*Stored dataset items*
------------------------------------------------------------

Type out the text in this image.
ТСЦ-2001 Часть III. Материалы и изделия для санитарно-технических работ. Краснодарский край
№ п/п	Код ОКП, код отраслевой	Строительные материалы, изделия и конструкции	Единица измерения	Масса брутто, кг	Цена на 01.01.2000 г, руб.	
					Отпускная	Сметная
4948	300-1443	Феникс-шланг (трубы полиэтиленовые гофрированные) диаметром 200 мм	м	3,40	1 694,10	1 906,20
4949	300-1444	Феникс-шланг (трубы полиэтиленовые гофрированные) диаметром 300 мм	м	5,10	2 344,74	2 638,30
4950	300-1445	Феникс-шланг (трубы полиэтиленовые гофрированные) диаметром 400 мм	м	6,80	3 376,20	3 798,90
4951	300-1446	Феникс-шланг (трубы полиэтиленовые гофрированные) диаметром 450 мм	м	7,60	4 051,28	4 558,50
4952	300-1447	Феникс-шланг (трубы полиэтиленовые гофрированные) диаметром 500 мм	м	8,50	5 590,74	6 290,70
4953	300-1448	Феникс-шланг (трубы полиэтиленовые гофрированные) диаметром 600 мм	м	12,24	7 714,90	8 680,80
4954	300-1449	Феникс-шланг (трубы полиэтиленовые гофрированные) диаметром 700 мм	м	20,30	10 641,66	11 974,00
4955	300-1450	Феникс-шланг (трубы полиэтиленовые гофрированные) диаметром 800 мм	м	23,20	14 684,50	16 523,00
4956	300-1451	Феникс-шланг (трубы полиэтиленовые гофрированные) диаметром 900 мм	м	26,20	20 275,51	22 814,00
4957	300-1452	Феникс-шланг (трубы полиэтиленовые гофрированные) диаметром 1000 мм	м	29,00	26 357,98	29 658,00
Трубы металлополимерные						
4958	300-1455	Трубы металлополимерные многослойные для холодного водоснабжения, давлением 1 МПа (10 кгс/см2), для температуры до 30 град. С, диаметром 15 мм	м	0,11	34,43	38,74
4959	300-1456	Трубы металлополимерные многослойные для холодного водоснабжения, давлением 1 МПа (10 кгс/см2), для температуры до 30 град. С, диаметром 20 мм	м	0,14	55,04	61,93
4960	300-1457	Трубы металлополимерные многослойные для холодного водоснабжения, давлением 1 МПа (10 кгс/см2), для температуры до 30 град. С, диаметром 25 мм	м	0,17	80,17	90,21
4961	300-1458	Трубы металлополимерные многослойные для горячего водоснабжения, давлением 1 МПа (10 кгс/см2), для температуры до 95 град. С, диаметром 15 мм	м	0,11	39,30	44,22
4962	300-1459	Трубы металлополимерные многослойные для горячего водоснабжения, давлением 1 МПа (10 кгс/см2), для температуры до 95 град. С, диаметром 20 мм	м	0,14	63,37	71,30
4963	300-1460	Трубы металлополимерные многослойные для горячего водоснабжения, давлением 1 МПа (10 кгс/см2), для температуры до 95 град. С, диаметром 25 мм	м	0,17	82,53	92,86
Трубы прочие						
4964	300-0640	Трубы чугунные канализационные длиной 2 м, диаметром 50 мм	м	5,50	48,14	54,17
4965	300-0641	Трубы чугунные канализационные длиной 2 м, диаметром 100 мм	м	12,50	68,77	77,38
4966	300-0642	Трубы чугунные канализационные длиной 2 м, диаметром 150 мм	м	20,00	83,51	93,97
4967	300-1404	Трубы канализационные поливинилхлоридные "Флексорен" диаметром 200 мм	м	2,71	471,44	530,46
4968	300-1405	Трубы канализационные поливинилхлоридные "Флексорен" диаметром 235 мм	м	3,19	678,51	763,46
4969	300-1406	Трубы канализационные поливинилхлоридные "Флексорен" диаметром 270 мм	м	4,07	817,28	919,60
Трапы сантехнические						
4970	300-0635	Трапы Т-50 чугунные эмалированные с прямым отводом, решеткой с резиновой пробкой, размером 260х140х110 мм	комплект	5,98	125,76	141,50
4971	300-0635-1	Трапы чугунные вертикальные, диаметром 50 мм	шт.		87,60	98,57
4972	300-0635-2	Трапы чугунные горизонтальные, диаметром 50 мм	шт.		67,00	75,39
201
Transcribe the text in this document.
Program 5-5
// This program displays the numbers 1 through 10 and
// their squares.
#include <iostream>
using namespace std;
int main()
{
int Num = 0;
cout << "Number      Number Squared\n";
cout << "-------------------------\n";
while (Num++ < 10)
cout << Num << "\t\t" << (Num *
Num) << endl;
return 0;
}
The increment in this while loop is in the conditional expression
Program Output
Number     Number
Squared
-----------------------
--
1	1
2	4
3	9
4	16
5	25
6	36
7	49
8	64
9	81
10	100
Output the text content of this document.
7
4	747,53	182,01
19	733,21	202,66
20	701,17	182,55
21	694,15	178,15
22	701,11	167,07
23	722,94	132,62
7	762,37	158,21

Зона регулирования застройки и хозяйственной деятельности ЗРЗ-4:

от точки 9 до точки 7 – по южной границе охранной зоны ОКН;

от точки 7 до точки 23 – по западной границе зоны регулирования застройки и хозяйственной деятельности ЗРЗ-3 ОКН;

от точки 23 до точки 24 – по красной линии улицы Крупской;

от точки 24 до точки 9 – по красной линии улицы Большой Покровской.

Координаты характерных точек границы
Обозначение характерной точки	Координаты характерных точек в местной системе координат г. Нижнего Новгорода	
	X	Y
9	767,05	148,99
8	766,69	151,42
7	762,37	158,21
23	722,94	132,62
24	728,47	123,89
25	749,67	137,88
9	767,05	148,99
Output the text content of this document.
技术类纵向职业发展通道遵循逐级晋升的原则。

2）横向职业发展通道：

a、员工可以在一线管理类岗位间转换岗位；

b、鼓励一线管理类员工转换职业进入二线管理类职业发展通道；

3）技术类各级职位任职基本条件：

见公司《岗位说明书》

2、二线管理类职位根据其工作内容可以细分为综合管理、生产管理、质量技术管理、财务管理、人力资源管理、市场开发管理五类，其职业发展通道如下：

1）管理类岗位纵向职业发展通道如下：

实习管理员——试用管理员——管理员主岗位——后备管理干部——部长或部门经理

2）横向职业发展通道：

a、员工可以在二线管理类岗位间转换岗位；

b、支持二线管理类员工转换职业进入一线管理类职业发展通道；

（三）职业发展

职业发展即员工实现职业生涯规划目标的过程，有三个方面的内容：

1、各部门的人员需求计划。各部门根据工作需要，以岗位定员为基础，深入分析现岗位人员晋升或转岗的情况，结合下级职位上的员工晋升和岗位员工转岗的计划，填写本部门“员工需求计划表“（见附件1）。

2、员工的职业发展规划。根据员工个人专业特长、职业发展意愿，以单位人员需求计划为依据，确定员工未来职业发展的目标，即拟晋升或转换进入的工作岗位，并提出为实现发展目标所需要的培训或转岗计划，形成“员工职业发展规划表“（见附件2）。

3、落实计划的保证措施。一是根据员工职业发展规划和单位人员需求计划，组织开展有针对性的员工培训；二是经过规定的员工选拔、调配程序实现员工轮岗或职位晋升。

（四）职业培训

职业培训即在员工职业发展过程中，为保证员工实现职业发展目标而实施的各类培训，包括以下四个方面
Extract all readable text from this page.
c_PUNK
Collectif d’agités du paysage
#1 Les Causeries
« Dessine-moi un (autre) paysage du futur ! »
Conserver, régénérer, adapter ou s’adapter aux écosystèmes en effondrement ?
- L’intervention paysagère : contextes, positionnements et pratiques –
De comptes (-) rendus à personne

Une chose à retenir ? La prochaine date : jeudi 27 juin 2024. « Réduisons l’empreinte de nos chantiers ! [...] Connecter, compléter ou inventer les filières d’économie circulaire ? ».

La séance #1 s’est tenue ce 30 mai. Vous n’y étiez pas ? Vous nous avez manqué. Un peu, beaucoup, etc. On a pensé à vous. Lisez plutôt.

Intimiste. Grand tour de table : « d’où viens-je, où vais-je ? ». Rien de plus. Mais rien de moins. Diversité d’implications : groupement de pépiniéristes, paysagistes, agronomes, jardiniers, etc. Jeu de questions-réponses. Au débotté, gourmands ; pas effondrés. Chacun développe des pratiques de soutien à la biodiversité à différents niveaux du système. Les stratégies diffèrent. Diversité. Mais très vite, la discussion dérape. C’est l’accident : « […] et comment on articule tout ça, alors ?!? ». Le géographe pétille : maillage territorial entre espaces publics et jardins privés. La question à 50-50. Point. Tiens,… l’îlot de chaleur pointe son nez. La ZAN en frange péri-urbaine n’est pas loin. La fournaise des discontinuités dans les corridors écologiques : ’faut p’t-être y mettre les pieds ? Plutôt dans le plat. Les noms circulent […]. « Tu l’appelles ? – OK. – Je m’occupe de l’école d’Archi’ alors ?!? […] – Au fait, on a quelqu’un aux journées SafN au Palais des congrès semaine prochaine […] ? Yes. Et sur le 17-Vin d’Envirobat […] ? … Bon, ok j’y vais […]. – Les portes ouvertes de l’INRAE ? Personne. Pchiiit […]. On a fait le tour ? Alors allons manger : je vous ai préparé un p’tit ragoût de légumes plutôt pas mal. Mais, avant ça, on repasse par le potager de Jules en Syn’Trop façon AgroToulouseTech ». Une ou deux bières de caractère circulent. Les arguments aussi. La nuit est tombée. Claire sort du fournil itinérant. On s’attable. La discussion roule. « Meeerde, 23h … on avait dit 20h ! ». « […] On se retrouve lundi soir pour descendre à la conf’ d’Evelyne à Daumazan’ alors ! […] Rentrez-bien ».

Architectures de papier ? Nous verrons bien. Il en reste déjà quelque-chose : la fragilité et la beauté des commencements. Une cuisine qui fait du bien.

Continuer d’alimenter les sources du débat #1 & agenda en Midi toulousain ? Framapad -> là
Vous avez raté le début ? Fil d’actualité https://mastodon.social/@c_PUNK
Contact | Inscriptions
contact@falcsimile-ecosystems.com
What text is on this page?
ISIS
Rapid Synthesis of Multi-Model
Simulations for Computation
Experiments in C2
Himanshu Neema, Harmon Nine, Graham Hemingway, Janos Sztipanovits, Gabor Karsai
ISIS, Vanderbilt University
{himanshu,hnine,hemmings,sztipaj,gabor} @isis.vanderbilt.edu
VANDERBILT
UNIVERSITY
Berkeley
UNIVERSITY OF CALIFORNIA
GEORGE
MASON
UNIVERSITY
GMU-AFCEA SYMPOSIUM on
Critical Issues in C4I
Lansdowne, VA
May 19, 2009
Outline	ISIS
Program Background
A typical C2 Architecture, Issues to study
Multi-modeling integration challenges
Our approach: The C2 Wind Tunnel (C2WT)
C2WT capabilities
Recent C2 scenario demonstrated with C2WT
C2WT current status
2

------------------------------------------------------------

*Goal of the exercise*
The lines to collect are those holding the string "Координаты"; copy them all.

*Exercise result*
Координаты характерных точек границы
Обозначение характерной точки	Координаты характерных точек в местной системе координат г. Нижнего Новгорода	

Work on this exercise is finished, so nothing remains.